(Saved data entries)
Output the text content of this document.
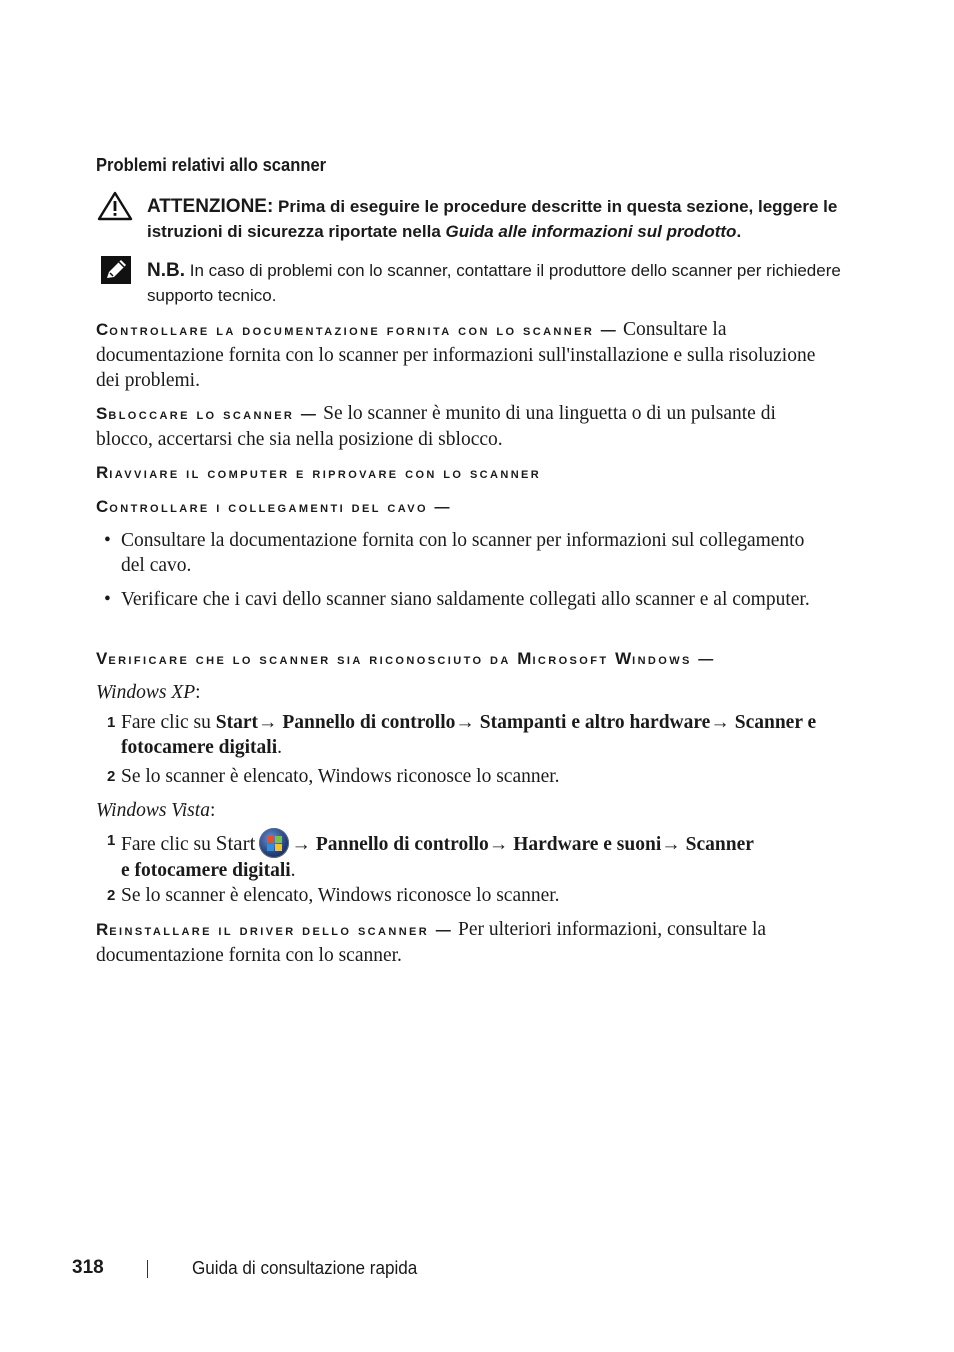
Problemi relativi allo scanner
ATTENZIONE: Prima di eseguire le procedure descritte in questa sezione, leggere le istruzioni di sicurezza riportate nella Guida alle informazioni sul prodotto.
N.B. In caso di problemi con lo scanner, contattare il produttore dello scanner per richiedere supporto tecnico.
Controllare la documentazione fornita con lo scanner — Consultare la documentazione fornita con lo scanner per informazioni sull'installazione e sulla risoluzione dei problemi.
Sbloccare lo scanner — Se lo scanner è munito di una linguetta o di un pulsante di blocco, accertarsi che sia nella posizione di sblocco.
Riavviare il computer e riprovare con lo scanner
Controllare i collegamenti del cavo —
• Consultare la documentazione fornita con lo scanner per informazioni sul collegamento del cavo.
• Verificare che i cavi dello scanner siano saldamente collegati allo scanner e al computer.
Verificare che lo scanner sia riconosciuto da Microsoft Windows —
Windows XP:
1 Fare clic su Start→ Pannello di controllo→ Stampanti e altro hardware→ Scanner e fotocamere digitali.
2 Se lo scanner è elencato, Windows riconosce lo scanner.
Windows Vista:
1 Fare clic su Start → Pannello di controllo→ Hardware e suoni→ Scanner
e fotocamere digitali.
2 Se lo scanner è elencato, Windows riconosce lo scanner.
Reinstallare il driver dello scanner — Per ulteriori informazioni, consultare la documentazione fornita con lo scanner.
318	Guida di consultazione rapida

**WHAT YOU HAVE TO DO**:
Find "Fare". Copy every line it occurs in.

**RESPONSE BELOW**:
1 Fare clic su Start→ Pannello di controllo→ Stampanti e altro hardware→ Scanner e fotocamere digitali.
1 Fare clic su Start → Pannello di controllo→ Hardware e suoni→ Scanner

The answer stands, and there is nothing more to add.